[Work instructions]
Quote the data below in full, please, without altering anything.
** Begin Records for this exercise **
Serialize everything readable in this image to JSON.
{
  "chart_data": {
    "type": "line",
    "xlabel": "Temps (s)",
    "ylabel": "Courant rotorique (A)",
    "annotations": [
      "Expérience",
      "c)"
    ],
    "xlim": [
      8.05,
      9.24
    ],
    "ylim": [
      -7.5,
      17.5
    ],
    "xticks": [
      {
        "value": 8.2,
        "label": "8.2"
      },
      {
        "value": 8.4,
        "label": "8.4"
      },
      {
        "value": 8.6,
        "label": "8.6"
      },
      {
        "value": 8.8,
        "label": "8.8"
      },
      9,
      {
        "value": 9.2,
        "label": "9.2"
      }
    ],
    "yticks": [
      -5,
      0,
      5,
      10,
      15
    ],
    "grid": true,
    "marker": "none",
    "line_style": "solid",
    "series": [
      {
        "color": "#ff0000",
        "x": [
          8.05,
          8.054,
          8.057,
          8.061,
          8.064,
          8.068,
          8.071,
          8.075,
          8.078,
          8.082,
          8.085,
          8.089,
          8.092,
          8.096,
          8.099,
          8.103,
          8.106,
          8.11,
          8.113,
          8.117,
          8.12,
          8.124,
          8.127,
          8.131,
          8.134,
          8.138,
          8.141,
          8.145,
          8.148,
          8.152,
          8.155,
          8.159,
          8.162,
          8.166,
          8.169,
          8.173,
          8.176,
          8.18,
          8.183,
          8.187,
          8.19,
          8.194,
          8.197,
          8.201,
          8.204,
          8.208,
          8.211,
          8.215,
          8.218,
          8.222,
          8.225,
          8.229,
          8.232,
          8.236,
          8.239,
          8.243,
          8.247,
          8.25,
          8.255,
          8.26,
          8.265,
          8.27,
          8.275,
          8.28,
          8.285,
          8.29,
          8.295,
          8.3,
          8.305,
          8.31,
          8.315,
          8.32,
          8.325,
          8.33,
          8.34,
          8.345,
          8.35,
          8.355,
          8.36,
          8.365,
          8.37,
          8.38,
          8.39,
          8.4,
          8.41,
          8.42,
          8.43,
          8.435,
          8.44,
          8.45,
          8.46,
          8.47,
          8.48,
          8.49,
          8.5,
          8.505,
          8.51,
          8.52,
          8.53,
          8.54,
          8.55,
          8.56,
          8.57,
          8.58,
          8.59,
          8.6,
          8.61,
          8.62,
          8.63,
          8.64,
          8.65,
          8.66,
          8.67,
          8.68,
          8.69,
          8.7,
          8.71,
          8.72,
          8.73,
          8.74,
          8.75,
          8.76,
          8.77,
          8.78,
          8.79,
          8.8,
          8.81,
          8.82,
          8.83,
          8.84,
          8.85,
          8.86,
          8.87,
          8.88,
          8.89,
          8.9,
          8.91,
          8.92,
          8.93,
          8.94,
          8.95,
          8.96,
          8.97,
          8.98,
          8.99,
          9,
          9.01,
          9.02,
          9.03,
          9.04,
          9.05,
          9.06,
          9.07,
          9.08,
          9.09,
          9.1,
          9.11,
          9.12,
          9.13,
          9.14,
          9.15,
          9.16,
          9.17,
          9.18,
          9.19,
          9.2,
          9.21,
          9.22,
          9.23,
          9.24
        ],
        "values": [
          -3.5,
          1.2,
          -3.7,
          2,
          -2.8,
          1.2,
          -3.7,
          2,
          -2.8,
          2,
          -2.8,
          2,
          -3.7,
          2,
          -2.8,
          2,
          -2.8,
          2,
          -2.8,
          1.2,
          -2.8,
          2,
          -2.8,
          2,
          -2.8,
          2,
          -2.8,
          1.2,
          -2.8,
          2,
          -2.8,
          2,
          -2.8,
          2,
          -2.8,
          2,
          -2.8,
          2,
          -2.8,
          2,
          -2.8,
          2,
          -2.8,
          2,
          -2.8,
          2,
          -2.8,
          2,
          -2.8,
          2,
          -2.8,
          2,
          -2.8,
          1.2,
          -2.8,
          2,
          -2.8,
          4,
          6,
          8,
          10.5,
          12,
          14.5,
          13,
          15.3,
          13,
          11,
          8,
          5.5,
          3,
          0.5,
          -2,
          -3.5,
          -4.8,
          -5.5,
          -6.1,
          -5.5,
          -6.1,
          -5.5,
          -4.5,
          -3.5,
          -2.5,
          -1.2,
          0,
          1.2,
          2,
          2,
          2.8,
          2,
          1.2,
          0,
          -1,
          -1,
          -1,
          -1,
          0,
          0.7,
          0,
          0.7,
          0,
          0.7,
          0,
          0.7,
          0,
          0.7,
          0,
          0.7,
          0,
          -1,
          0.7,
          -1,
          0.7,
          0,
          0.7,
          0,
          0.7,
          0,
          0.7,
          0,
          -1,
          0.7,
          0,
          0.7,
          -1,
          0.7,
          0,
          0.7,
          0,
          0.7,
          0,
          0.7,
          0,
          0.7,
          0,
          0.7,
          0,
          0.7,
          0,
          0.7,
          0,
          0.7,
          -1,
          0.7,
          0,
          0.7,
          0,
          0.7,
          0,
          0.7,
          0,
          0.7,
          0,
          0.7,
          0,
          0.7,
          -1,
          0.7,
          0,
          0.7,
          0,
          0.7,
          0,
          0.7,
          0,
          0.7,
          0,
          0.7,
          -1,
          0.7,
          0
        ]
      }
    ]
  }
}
** End Records for this exercise **
[Response to the task]
Serialize everything readable in this image to JSON.
{
  "chart_data": {
    "type": "line",
    "xlabel": "Temps (s)",
    "ylabel": "Courant rotorique (A)",
    "annotations": [
      "Expérience",
      "c)"
    ],
    "xlim": [
      8.05,
      9.24
    ],
    "ylim": [
      -7.5,
      17.5
    ],
    "xticks": [
      {
        "value": 8.2,
        "label": "8.2"
      },
      {
        "value": 8.4,
        "label": "8.4"
      },
      {
        "value": 8.6,
        "label": "8.6"
      },
      {
        "value": 8.8,
        "label": "8.8"
      },
      9,
      {
        "value": 9.2,
        "label": "9.2"
      }
    ],
    "yticks": [
      -5,
      0,
      5,
      10,
      15
    ],
    "grid": true,
    "marker": "none",
    "line_style": "solid",
    "series": [
      {
        "color": "#ff0000",
        "x": [
          8.05,
          8.054,
          8.057,
          8.061,
          8.064,
          8.068,
          8.071,
          8.075,
          8.078,
          8.082,
          8.085,
          8.089,
          8.092,
          8.096,
          8.099,
          8.103,
          8.106,
          8.11,
          8.113,
          8.117,
          8.12,
          8.124,
          8.127,
          8.131,
          8.134,
          8.138,
          8.141,
          8.145,
          8.148,
          8.152,
          8.155,
          8.159,
          8.162,
          8.166,
          8.169,
          8.173,
          8.176,
          8.18,
          8.183,
          8.187,
          8.19,
          8.194,
          8.197,
          8.201,
          8.204,
          8.208,
          8.211,
          8.215,
          8.218,
          8.222,
          8.225,
          8.229,
          8.232,
          8.236,
          8.239,
          8.243,
          8.247,
          8.25,
          8.255,
          8.26,
          8.265,
          8.27,
          8.275,
          8.28,
          8.285,
          8.29,
          8.295,
          8.3,
          8.305,
          8.31,
          8.315,
          8.32,
          8.325,
          8.33,
          8.34,
          8.345,
          8.35,
          8.355,
          8.36,
          8.365,
          8.37,
          8.38,
          8.39,
          8.4,
          8.41,
          8.42,
          8.43,
          8.435,
          8.44,
          8.45,
          8.46,
          8.47,
          8.48,
          8.49,
          8.5,
          8.505,
          8.51,
          8.52,
          8.53,
          8.54,
          8.55,
          8.56,
          8.57,
          8.58,
          8.59,
          8.6,
          8.61,
          8.62,
          8.63,
          8.64,
          8.65,
          8.66,
          8.67,
          8.68,
          8.69,
          8.7,
          8.71,
          8.72,
          8.73,
          8.74,
          8.75,
          8.76,
          8.77,
          8.78,
          8.79,
          8.8,
          8.81,
          8.82,
          8.83,
          8.84,
          8.85,
          8.86,
          8.87,
          8.88,
          8.89,
          8.9,
          8.91,
          8.92,
          8.93,
          8.94,
          8.95,
          8.96,
          8.97,
          8.98,
          8.99,
          9,
          9.01,
          9.02,
          9.03,
          9.04,
          9.05,
          9.06,
          9.07,
          9.08,
          9.09,
          9.1,
          9.11,
          9.12,
          9.13,
          9.14,
          9.15,
          9.16,
          9.17,
          9.18,
          9.19,
          9.2,
          9.21,
          9.22,
          9.23,
          9.24
        ],
        "values": [
          -3.5,
          1.2,
          -3.7,
          2,
          -2.8,
          1.2,
          -3.7,
          2,
          -2.8,
          2,
          -2.8,
          2,
          -3.7,
          2,
          -2.8,
          2,
          -2.8,
          2,
          -2.8,
          1.2,
          -2.8,
          2,
          -2.8,
          2,
          -2.8,
          2,
          -2.8,
          1.2,
          -2.8,
          2,
          -2.8,
          2,
          -2.8,
          2,
          -2.8,
          2,
          -2.8,
          2,
          -2.8,
          2,
          -2.8,
          2,
          -2.8,
          2,
          -2.8,
          2,
          -2.8,
          2,
          -2.8,
          2,
          -2.8,
          2,
          -2.8,
          1.2,
          -2.8,
          2,
          -2.8,
          4,
          6,
          8,
          10.5,
          12,
          14.5,
          13,
          15.3,
          13,
          11,
          8,
          5.5,
          3,
          0.5,
          -2,
          -3.5,
          -4.8,
          -5.5,
          -6.1,
          -5.5,
          -6.1,
          -5.5,
          -4.5,
          -3.5,
          -2.5,
          -1.2,
          0,
          1.2,
          2,
          2,
          2.8,
          2,
          1.2,
          0,
          -1,
          -1,
          -1,
          -1,
          0,
          0.7,
          0,
          0.7,
          0,
          0.7,
          0,
          0.7,
          0,
          0.7,
          0,
          0.7,
          0,
          -1,
          0.7,
          -1,
          0.7,
          0,
          0.7,
          0,
          0.7,
          0,
          0.7,
          0,
          -1,
          0.7,
          0,
          0.7,
          -1,
          0.7,
          0,
          0.7,
          0,
          0.7,
          0,
          0.7,
          0,
          0.7,
          0,
          0.7,
          0,
          0.7,
          0,
          0.7,
          0,
          0.7,
          -1,
          0.7,
          0,
          0.7,
          0,
          0.7,
          0,
          0.7,
          0,
          0.7,
          0,
          0.7,
          0,
          0.7,
          -1,
          0.7,
          0,
          0.7,
          0,
          0.7,
          0,
          0.7,
          0,
          0.7,
          0,
          0.7,
          -1,
          0.7,
          0
        ]
      }
    ]
  }
}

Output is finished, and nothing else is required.